**Task:** Copy out all of the material, matching it word for word.

— START OF Data supplied —

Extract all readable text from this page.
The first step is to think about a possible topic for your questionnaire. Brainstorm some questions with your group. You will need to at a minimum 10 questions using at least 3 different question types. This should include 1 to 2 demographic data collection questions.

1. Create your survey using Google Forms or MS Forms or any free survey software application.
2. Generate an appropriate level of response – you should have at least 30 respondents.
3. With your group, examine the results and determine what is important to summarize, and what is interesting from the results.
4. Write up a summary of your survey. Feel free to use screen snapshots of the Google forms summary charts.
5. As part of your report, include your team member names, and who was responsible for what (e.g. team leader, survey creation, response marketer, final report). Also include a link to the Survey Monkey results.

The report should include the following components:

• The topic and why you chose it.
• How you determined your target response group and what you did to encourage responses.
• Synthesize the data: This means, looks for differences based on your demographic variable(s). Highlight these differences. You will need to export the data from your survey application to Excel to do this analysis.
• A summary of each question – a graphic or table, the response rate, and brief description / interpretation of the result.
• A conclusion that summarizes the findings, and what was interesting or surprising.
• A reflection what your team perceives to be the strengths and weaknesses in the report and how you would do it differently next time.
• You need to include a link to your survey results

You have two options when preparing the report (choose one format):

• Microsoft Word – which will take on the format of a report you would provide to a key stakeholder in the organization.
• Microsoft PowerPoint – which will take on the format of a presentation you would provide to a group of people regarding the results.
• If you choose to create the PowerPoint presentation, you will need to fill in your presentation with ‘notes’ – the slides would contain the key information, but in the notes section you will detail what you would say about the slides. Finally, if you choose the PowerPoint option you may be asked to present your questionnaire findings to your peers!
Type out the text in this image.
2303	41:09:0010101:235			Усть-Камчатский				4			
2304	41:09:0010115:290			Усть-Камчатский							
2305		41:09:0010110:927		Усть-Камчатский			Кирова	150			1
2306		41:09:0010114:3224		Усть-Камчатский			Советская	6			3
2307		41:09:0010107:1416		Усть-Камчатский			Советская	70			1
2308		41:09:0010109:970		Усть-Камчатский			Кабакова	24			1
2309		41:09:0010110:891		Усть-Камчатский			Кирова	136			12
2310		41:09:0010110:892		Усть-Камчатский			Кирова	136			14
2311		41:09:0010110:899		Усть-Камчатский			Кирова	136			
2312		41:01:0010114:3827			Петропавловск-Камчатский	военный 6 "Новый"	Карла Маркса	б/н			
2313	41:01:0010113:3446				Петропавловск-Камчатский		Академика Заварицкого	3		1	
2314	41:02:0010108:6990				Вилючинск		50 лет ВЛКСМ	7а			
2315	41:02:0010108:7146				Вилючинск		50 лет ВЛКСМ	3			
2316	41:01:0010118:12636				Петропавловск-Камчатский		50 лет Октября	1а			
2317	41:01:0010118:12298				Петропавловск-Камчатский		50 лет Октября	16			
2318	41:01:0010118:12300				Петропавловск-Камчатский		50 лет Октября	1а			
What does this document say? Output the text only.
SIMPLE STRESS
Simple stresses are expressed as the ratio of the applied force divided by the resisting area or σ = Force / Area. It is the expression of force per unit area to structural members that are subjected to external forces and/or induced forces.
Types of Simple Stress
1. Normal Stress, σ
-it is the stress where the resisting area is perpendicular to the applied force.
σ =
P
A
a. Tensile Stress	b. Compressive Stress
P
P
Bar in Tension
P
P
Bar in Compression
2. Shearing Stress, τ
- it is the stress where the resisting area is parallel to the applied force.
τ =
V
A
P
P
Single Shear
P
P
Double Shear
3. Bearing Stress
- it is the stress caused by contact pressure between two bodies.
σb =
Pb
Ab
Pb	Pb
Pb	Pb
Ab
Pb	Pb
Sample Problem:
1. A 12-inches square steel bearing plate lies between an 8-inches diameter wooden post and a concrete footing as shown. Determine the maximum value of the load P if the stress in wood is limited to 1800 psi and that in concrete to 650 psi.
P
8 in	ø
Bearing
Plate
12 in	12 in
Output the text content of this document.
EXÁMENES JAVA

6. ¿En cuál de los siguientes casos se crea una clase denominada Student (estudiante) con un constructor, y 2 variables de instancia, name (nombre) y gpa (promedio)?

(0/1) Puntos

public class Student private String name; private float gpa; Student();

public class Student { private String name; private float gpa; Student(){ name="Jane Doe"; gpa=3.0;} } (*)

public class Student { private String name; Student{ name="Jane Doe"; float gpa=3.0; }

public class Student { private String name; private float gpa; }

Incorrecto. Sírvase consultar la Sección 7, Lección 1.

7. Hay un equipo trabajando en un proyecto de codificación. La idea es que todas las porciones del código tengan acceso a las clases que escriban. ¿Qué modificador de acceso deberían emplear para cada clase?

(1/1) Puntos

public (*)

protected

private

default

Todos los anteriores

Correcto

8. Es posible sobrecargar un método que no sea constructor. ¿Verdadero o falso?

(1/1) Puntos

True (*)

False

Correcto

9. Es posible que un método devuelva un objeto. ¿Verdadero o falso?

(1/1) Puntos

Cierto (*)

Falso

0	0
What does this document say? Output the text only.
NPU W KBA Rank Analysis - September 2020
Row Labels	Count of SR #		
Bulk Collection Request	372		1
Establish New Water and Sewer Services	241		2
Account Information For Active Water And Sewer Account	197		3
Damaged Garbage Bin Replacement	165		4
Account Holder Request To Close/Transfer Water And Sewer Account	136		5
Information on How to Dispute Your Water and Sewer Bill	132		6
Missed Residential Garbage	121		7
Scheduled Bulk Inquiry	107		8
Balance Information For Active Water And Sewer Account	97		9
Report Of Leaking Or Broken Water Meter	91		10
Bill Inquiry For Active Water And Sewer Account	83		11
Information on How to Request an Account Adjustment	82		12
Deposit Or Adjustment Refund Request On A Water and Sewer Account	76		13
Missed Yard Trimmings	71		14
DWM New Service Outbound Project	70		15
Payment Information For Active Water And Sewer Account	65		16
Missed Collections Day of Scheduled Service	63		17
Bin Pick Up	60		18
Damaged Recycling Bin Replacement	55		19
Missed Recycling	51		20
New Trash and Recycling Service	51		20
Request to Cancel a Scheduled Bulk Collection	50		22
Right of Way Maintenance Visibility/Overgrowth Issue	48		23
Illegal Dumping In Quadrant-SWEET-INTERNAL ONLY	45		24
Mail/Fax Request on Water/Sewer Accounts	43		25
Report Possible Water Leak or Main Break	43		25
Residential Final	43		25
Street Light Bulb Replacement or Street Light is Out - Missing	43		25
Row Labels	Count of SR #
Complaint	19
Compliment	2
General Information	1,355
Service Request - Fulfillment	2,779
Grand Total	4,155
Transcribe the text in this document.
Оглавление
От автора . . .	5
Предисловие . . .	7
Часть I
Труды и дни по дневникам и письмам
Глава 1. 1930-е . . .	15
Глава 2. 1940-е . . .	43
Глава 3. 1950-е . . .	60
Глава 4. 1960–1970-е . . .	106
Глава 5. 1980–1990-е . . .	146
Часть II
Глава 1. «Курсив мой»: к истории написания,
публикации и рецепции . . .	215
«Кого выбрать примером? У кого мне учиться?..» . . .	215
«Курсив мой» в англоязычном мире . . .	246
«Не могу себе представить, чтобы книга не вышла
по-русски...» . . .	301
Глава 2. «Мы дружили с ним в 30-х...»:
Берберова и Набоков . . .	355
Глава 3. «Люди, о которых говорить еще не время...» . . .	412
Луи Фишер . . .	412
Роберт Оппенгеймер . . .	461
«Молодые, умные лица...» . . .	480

— END OF Data supplied —

**Correct output:**
Extract all readable text from this page.
The first step is to think about a possible topic for your questionnaire. Brainstorm some questions with your group. You will need to at a minimum 10 questions using at least 3 different question types. This should include 1 to 2 demographic data collection questions.

1. Create your survey using Google Forms or MS Forms or any free survey software application.
2. Generate an appropriate level of response – you should have at least 30 respondents.
3. With your group, examine the results and determine what is important to summarize, and what is interesting from the results.
4. Write up a summary of your survey. Feel free to use screen snapshots of the Google forms summary charts.
5. As part of your report, include your team member names, and who was responsible for what (e.g. team leader, survey creation, response marketer, final report). Also include a link to the Survey Monkey results.

The report should include the following components:

• The topic and why you chose it.
• How you determined your target response group and what you did to encourage responses.
• Synthesize the data: This means, looks for differences based on your demographic variable(s). Highlight these differences. You will need to export the data from your survey application to Excel to do this analysis.
• A summary of each question – a graphic or table, the response rate, and brief description / interpretation of the result.
• A conclusion that summarizes the findings, and what was interesting or surprising.
• A reflection what your team perceives to be the strengths and weaknesses in the report and how you would do it differently next time.
• You need to include a link to your survey results

You have two options when preparing the report (choose one format):

• Microsoft Word – which will take on the format of a report you would provide to a key stakeholder in the organization.
• Microsoft PowerPoint – which will take on the format of a presentation you would provide to a group of people regarding the results.
• If you choose to create the PowerPoint presentation, you will need to fill in your presentation with ‘notes’ – the slides would contain the key information, but in the notes section you will detail what you would say about the slides. Finally, if you choose the PowerPoint option you may be asked to present your questionnaire findings to your peers!
Type out the text in this image.
2303	41:09:0010101:235			Усть-Камчатский				4			
2304	41:09:0010115:290			Усть-Камчатский							
2305		41:09:0010110:927		Усть-Камчатский			Кирова	150			1
2306		41:09:0010114:3224		Усть-Камчатский			Советская	6			3
2307		41:09:0010107:1416		Усть-Камчатский			Советская	70			1
2308		41:09:0010109:970		Усть-Камчатский			Кабакова	24			1
2309		41:09:0010110:891		Усть-Камчатский			Кирова	136			12
2310		41:09:0010110:892		Усть-Камчатский			Кирова	136			14
2311		41:09:0010110:899		Усть-Камчатский			Кирова	136			
2312		41:01:0010114:3827			Петропавловск-Камчатский	военный 6 "Новый"	Карла Маркса	б/н			
2313	41:01:0010113:3446				Петропавловск-Камчатский		Академика Заварицкого	3		1	
2314	41:02:0010108:6990				Вилючинск		50 лет ВЛКСМ	7а			
2315	41:02:0010108:7146				Вилючинск		50 лет ВЛКСМ	3			
2316	41:01:0010118:12636				Петропавловск-Камчатский		50 лет Октября	1а			
2317	41:01:0010118:12298				Петропавловск-Камчатский		50 лет Октября	16			
2318	41:01:0010118:12300				Петропавловск-Камчатский		50 лет Октября	1а			
What does this document say? Output the text only.
SIMPLE STRESS
Simple stresses are expressed as the ratio of the applied force divided by the resisting area or σ = Force / Area. It is the expression of force per unit area to structural members that are subjected to external forces and/or induced forces.
Types of Simple Stress
1. Normal Stress, σ
-it is the stress where the resisting area is perpendicular to the applied force.
σ =
P
A
a. Tensile Stress	b. Compressive Stress
P
P
Bar in Tension
P
P
Bar in Compression
2. Shearing Stress, τ
- it is the stress where the resisting area is parallel to the applied force.
τ =
V
A
P
P
Single Shear
P
P
Double Shear
3. Bearing Stress
- it is the stress caused by contact pressure between two bodies.
σb =
Pb
Ab
Pb	Pb
Pb	Pb
Ab
Pb	Pb
Sample Problem:
1. A 12-inches square steel bearing plate lies between an 8-inches diameter wooden post and a concrete footing as shown. Determine the maximum value of the load P if the stress in wood is limited to 1800 psi and that in concrete to 650 psi.
P
8 in	ø
Bearing
Plate
12 in	12 in
Output the text content of this document.
EXÁMENES JAVA

6. ¿En cuál de los siguientes casos se crea una clase denominada Student (estudiante) con un constructor, y 2 variables de instancia, name (nombre) y gpa (promedio)?

(0/1) Puntos

public class Student private String name; private float gpa; Student();

public class Student { private String name; private float gpa; Student(){ name="Jane Doe"; gpa=3.0;} } (*)

public class Student { private String name; Student{ name="Jane Doe"; float gpa=3.0; }

public class Student { private String name; private float gpa; }

Incorrecto. Sírvase consultar la Sección 7, Lección 1.

7. Hay un equipo trabajando en un proyecto de codificación. La idea es que todas las porciones del código tengan acceso a las clases que escriban. ¿Qué modificador de acceso deberían emplear para cada clase?

(1/1) Puntos

public (*)

protected

private

default

Todos los anteriores

Correcto

8. Es posible sobrecargar un método que no sea constructor. ¿Verdadero o falso?

(1/1) Puntos

True (*)

False

Correcto

9. Es posible que un método devuelva un objeto. ¿Verdadero o falso?

(1/1) Puntos

Cierto (*)

Falso

0	0
What does this document say? Output the text only.
NPU W KBA Rank Analysis - September 2020
Row Labels	Count of SR #		
Bulk Collection Request	372		1
Establish New Water and Sewer Services	241		2
Account Information For Active Water And Sewer Account	197		3
Damaged Garbage Bin Replacement	165		4
Account Holder Request To Close/Transfer Water And Sewer Account	136		5
Information on How to Dispute Your Water and Sewer Bill	132		6
Missed Residential Garbage	121		7
Scheduled Bulk Inquiry	107		8
Balance Information For Active Water And Sewer Account	97		9
Report Of Leaking Or Broken Water Meter	91		10
Bill Inquiry For Active Water And Sewer Account	83		11
Information on How to Request an Account Adjustment	82		12
Deposit Or Adjustment Refund Request On A Water and Sewer Account	76		13
Missed Yard Trimmings	71		14
DWM New Service Outbound Project	70		15
Payment Information For Active Water And Sewer Account	65		16
Missed Collections Day of Scheduled Service	63		17
Bin Pick Up	60		18
Damaged Recycling Bin Replacement	55		19
Missed Recycling	51		20
New Trash and Recycling Service	51		20
Request to Cancel a Scheduled Bulk Collection	50		22
Right of Way Maintenance Visibility/Overgrowth Issue	48		23
Illegal Dumping In Quadrant-SWEET-INTERNAL ONLY	45		24
Mail/Fax Request on Water/Sewer Accounts	43		25
Report Possible Water Leak or Main Break	43		25
Residential Final	43		25
Street Light Bulb Replacement or Street Light is Out - Missing	43		25
Row Labels	Count of SR #
Complaint	19
Compliment	2
General Information	1,355
Service Request - Fulfillment	2,779
Grand Total	4,155
Transcribe the text in this document.
Оглавление
От автора . . .	5
Предисловие . . .	7
Часть I
Труды и дни по дневникам и письмам
Глава 1. 1930-е . . .	15
Глава 2. 1940-е . . .	43
Глава 3. 1950-е . . .	60
Глава 4. 1960–1970-е . . .	106
Глава 5. 1980–1990-е . . .	146
Часть II
Глава 1. «Курсив мой»: к истории написания,
публикации и рецепции . . .	215
«Кого выбрать примером? У кого мне учиться?..» . . .	215
«Курсив мой» в англоязычном мире . . .	246
«Не могу себе представить, чтобы книга не вышла
по-русски...» . . .	301
Глава 2. «Мы дружили с ним в 30-х...»:
Берберова и Набоков . . .	355
Глава 3. «Люди, о которых говорить еще не время...» . . .	412
Луи Фишер . . .	412
Роберт Оппенгеймер . . .	461
«Молодые, умные лица...» . . .	480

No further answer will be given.